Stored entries
· · · · · · ·
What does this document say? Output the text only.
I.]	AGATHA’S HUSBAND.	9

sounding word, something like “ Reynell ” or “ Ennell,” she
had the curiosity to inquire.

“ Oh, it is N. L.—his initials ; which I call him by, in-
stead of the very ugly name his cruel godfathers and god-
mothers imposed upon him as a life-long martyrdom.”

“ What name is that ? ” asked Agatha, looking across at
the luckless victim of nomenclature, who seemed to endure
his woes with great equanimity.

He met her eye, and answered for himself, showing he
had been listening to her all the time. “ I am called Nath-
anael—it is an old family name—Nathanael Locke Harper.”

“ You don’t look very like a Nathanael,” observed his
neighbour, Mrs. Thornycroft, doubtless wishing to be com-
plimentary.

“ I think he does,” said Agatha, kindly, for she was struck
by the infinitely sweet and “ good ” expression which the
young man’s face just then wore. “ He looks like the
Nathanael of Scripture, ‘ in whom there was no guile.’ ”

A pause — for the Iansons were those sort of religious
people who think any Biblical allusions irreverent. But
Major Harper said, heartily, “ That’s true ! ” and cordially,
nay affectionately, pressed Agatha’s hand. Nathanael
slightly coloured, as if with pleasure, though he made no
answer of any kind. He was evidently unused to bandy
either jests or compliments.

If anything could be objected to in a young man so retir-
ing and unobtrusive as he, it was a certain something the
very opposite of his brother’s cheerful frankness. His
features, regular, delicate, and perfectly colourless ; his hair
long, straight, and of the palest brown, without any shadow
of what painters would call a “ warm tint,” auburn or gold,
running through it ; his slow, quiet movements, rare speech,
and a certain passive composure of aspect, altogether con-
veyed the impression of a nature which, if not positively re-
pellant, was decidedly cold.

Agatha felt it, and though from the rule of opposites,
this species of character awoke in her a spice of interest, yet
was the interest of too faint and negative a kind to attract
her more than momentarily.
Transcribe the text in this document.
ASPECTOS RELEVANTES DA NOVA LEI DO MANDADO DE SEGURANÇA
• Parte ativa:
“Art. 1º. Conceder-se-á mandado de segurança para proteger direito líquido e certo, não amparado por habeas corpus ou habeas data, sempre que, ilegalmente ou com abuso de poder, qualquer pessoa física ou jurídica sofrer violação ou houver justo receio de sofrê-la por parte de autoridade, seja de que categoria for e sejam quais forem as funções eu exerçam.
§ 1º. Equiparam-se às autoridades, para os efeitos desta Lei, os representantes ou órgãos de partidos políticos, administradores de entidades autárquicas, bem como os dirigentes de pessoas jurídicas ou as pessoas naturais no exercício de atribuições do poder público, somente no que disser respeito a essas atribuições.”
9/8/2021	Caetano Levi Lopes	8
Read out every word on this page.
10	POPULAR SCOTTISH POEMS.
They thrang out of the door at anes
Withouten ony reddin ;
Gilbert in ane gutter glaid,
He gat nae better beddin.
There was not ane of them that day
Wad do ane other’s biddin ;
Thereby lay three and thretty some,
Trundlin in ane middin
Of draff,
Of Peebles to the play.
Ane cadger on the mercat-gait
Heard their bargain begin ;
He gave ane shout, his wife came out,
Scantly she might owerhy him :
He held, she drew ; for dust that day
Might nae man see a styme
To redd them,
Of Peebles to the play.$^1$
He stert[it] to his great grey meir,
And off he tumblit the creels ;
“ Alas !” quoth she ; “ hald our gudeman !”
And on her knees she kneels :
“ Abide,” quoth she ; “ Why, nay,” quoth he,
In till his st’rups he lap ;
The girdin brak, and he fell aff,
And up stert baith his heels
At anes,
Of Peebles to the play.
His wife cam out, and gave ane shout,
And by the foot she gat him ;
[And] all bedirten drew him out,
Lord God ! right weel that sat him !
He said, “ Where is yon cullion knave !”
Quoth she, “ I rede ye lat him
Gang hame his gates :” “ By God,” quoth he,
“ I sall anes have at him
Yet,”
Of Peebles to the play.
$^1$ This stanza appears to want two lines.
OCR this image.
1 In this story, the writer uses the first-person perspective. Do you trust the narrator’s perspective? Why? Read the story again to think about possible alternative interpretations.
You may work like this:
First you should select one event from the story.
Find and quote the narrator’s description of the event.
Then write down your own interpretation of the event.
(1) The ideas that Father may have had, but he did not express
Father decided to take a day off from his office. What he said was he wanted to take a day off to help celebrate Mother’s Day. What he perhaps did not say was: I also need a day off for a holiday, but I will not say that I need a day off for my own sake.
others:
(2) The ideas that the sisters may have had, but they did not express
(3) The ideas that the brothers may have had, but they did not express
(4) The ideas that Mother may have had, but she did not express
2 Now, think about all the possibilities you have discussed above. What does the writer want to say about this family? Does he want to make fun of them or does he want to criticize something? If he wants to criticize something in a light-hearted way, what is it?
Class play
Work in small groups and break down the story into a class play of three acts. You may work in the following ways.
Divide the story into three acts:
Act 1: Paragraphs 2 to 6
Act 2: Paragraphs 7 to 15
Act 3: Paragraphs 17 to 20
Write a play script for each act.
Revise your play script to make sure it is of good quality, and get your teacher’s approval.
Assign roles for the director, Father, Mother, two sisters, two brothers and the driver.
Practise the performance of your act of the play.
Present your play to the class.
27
· · · · · · ·
▶ Objective
Quote every line of the data, word for word.

▶ Reply
What does this document say? Output the text only.
I.]	AGATHA’S HUSBAND.	9

sounding word, something like “ Reynell ” or “ Ennell,” she
had the curiosity to inquire.

“ Oh, it is N. L.—his initials ; which I call him by, in-
stead of the very ugly name his cruel godfathers and god-
mothers imposed upon him as a life-long martyrdom.”

“ What name is that ? ” asked Agatha, looking across at
the luckless victim of nomenclature, who seemed to endure
his woes with great equanimity.

He met her eye, and answered for himself, showing he
had been listening to her all the time. “ I am called Nath-
anael—it is an old family name—Nathanael Locke Harper.”

“ You don’t look very like a Nathanael,” observed his
neighbour, Mrs. Thornycroft, doubtless wishing to be com-
plimentary.

“ I think he does,” said Agatha, kindly, for she was struck
by the infinitely sweet and “ good ” expression which the
young man’s face just then wore. “ He looks like the
Nathanael of Scripture, ‘ in whom there was no guile.’ ”

A pause — for the Iansons were those sort of religious
people who think any Biblical allusions irreverent. But
Major Harper said, heartily, “ That’s true ! ” and cordially,
nay affectionately, pressed Agatha’s hand. Nathanael
slightly coloured, as if with pleasure, though he made no
answer of any kind. He was evidently unused to bandy
either jests or compliments.

If anything could be objected to in a young man so retir-
ing and unobtrusive as he, it was a certain something the
very opposite of his brother’s cheerful frankness. His
features, regular, delicate, and perfectly colourless ; his hair
long, straight, and of the palest brown, without any shadow
of what painters would call a “ warm tint,” auburn or gold,
running through it ; his slow, quiet movements, rare speech,
and a certain passive composure of aspect, altogether con-
veyed the impression of a nature which, if not positively re-
pellant, was decidedly cold.

Agatha felt it, and though from the rule of opposites,
this species of character awoke in her a spice of interest, yet
was the interest of too faint and negative a kind to attract
her more than momentarily.
Transcribe the text in this document.
ASPECTOS RELEVANTES DA NOVA LEI DO MANDADO DE SEGURANÇA
• Parte ativa:
“Art. 1º. Conceder-se-á mandado de segurança para proteger direito líquido e certo, não amparado por habeas corpus ou habeas data, sempre que, ilegalmente ou com abuso de poder, qualquer pessoa física ou jurídica sofrer violação ou houver justo receio de sofrê-la por parte de autoridade, seja de que categoria for e sejam quais forem as funções eu exerçam.
§ 1º. Equiparam-se às autoridades, para os efeitos desta Lei, os representantes ou órgãos de partidos políticos, administradores de entidades autárquicas, bem como os dirigentes de pessoas jurídicas ou as pessoas naturais no exercício de atribuições do poder público, somente no que disser respeito a essas atribuições.”
9/8/2021	Caetano Levi Lopes	8
Read out every word on this page.
10	POPULAR SCOTTISH POEMS.
They thrang out of the door at anes
Withouten ony reddin ;
Gilbert in ane gutter glaid,
He gat nae better beddin.
There was not ane of them that day
Wad do ane other’s biddin ;
Thereby lay three and thretty some,
Trundlin in ane middin
Of draff,
Of Peebles to the play.
Ane cadger on the mercat-gait
Heard their bargain begin ;
He gave ane shout, his wife came out,
Scantly she might owerhy him :
He held, she drew ; for dust that day
Might nae man see a styme
To redd them,
Of Peebles to the play.$^1$
He stert[it] to his great grey meir,
And off he tumblit the creels ;
“ Alas !” quoth she ; “ hald our gudeman !”
And on her knees she kneels :
“ Abide,” quoth she ; “ Why, nay,” quoth he,
In till his st’rups he lap ;
The girdin brak, and he fell aff,
And up stert baith his heels
At anes,
Of Peebles to the play.
His wife cam out, and gave ane shout,
And by the foot she gat him ;
[And] all bedirten drew him out,
Lord God ! right weel that sat him !
He said, “ Where is yon cullion knave !”
Quoth she, “ I rede ye lat him
Gang hame his gates :” “ By God,” quoth he,
“ I sall anes have at him
Yet,”
Of Peebles to the play.
$^1$ This stanza appears to want two lines.
OCR this image.
1 In this story, the writer uses the first-person perspective. Do you trust the narrator’s perspective? Why? Read the story again to think about possible alternative interpretations.
You may work like this:
First you should select one event from the story.
Find and quote the narrator’s description of the event.
Then write down your own interpretation of the event.
(1) The ideas that Father may have had, but he did not express
Father decided to take a day off from his office. What he said was he wanted to take a day off to help celebrate Mother’s Day. What he perhaps did not say was: I also need a day off for a holiday, but I will not say that I need a day off for my own sake.
others:
(2) The ideas that the sisters may have had, but they did not express
(3) The ideas that the brothers may have had, but they did not express
(4) The ideas that Mother may have had, but she did not express
2 Now, think about all the possibilities you have discussed above. What does the writer want to say about this family? Does he want to make fun of them or does he want to criticize something? If he wants to criticize something in a light-hearted way, what is it?
Class play
Work in small groups and break down the story into a class play of three acts. You may work in the following ways.
Divide the story into three acts:
Act 1: Paragraphs 2 to 6
Act 2: Paragraphs 7 to 15
Act 3: Paragraphs 17 to 20
Write a play script for each act.
Revise your play script to make sure it is of good quality, and get your teacher’s approval.
Assign roles for the director, Father, Mother, two sisters, two brothers and the driver.
Practise the performance of your act of the play.
Present your play to the class.
27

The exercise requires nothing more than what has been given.